#### EXERCISE:
Extract every line that includes the string "unitario".

#### GIVEN DATA:
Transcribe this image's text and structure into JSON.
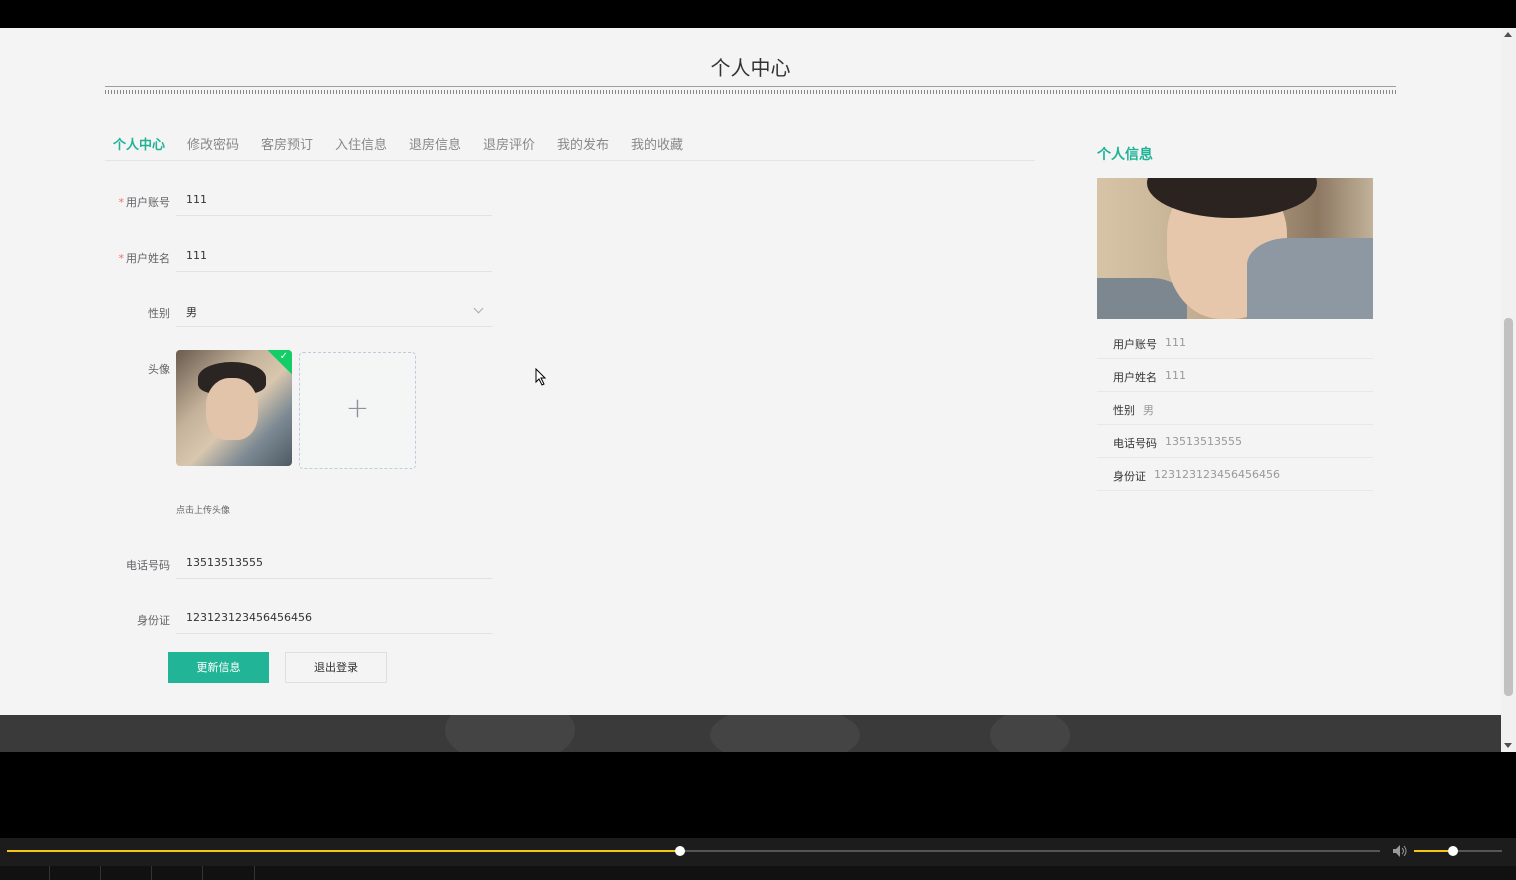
{
  "page": {
    "title": "个人中心"
  },
  "tabs": [
    {
      "label": "个人中心",
      "active": true
    },
    {
      "label": "修改密码",
      "active": false
    },
    {
      "label": "客房预订",
      "active": false
    },
    {
      "label": "入住信息",
      "active": false
    },
    {
      "label": "退房信息",
      "active": false
    },
    {
      "label": "退房评价",
      "active": false
    },
    {
      "label": "我的发布",
      "active": false
    },
    {
      "label": "我的收藏",
      "active": false
    }
  ],
  "form": {
    "account_label": "用户账号",
    "account_value": "111",
    "name_label": "用户姓名",
    "name_value": "111",
    "gender_label": "性别",
    "gender_value": "男",
    "avatar_label": "头像",
    "upload_plus": "+",
    "upload_tip": "点击上传头像",
    "phone_label": "电话号码",
    "phone_value": "13513513555",
    "id_label": "身份证",
    "id_value": "123123123456456456",
    "required_mark": "*",
    "check_mark": "✓"
  },
  "buttons": {
    "update": "更新信息",
    "logout": "退出登录"
  },
  "side": {
    "title": "个人信息",
    "rows": [
      {
        "key": "用户账号",
        "value": "111"
      },
      {
        "key": "用户姓名",
        "value": "111"
      },
      {
        "key": "性别",
        "value": "男"
      },
      {
        "key": "电话号码",
        "value": "13513513555"
      },
      {
        "key": "身份证",
        "value": "123123123456456456"
      }
    ]
  },
  "player": {
    "progress": 0.49,
    "volume": 0.45
  },
  "colors": {
    "accent": "#1fb395",
    "button": "#22b497",
    "progress": "#f5c518"
  }
}
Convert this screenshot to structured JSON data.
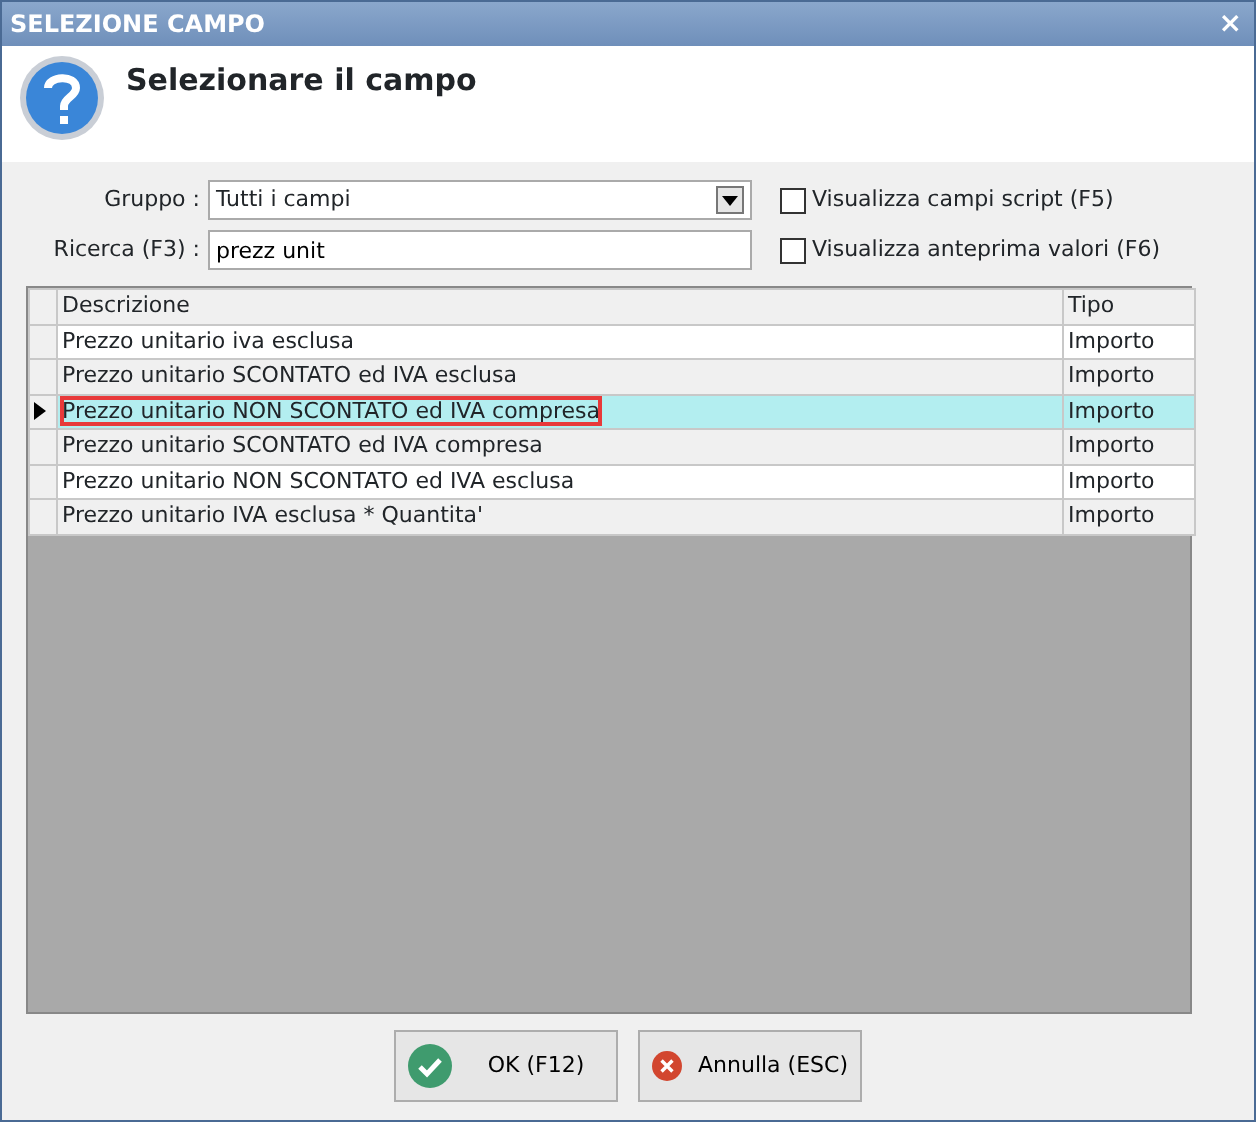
{
  "window": {
    "title": "SELEZIONE CAMPO",
    "close": "×"
  },
  "header": {
    "title": "Selezionare il campo"
  },
  "gruppo": {
    "label": "Gruppo :",
    "value": "Tutti i campi"
  },
  "ricerca": {
    "label": "Ricerca (F3) :",
    "value": "prezz unit"
  },
  "options": [
    {
      "label": "Visualizza campi script (F5)",
      "checked": false
    },
    {
      "label": "Visualizza anteprima valori (F6)",
      "checked": false
    }
  ],
  "table": {
    "columns": [
      "Descrizione",
      "Tipo"
    ],
    "rows": [
      {
        "cells": [
          "Prezzo unitario iva esclusa",
          "Importo"
        ],
        "selected": false,
        "highlighted": false
      },
      {
        "cells": [
          "Prezzo unitario SCONTATO ed IVA esclusa",
          "Importo"
        ],
        "selected": false,
        "highlighted": false
      },
      {
        "cells": [
          "Prezzo unitario NON SCONTATO ed IVA compresa",
          "Importo"
        ],
        "selected": true,
        "highlighted": true
      },
      {
        "cells": [
          "Prezzo unitario SCONTATO ed IVA compresa",
          "Importo"
        ],
        "selected": false,
        "highlighted": false
      },
      {
        "cells": [
          "Prezzo unitario NON SCONTATO ed IVA esclusa",
          "Importo"
        ],
        "selected": false,
        "highlighted": false
      },
      {
        "cells": [
          "Prezzo unitario IVA esclusa * Quantita'",
          "Importo"
        ],
        "selected": false,
        "highlighted": false
      }
    ]
  },
  "buttons": [
    {
      "kind": "ok",
      "label": "OK (F12)"
    },
    {
      "kind": "cancel",
      "label": "Annulla (ESC)"
    }
  ]
}
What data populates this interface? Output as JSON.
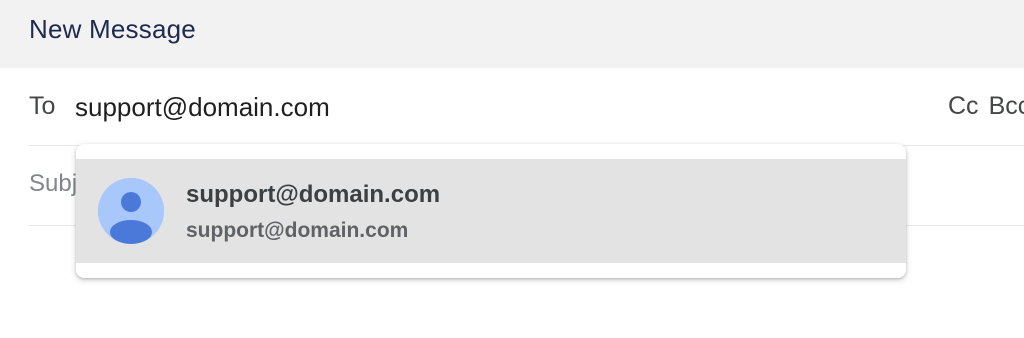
{
  "compose": {
    "title": "New Message",
    "to_label": "To",
    "to_value": "support@domain.com",
    "cc_label": "Cc",
    "bcc_label": "Bcc",
    "subject_placeholder": "Subject"
  },
  "suggestions": [
    {
      "name": "support@domain.com",
      "email": "support@domain.com",
      "avatar_icon": "person-icon"
    }
  ],
  "colors": {
    "header_bg": "#f2f2f2",
    "title": "#1f2a4e",
    "highlight": "#e3e3e3",
    "avatar_bg": "#a8c7fa",
    "avatar_fg": "#4a79d9"
  }
}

#### RESPONSE FOR THIS EXERCISE:
          "Prezzo unitario iva esclusa",
          "Prezzo unitario SCONTATO ed IVA esclusa",
          "Prezzo unitario NON SCONTATO ed IVA compresa",
          "Prezzo unitario SCONTATO ed IVA compresa",
          "Prezzo unitario NON SCONTATO ed IVA esclusa",
          "Prezzo unitario IVA esclusa * Quantita'",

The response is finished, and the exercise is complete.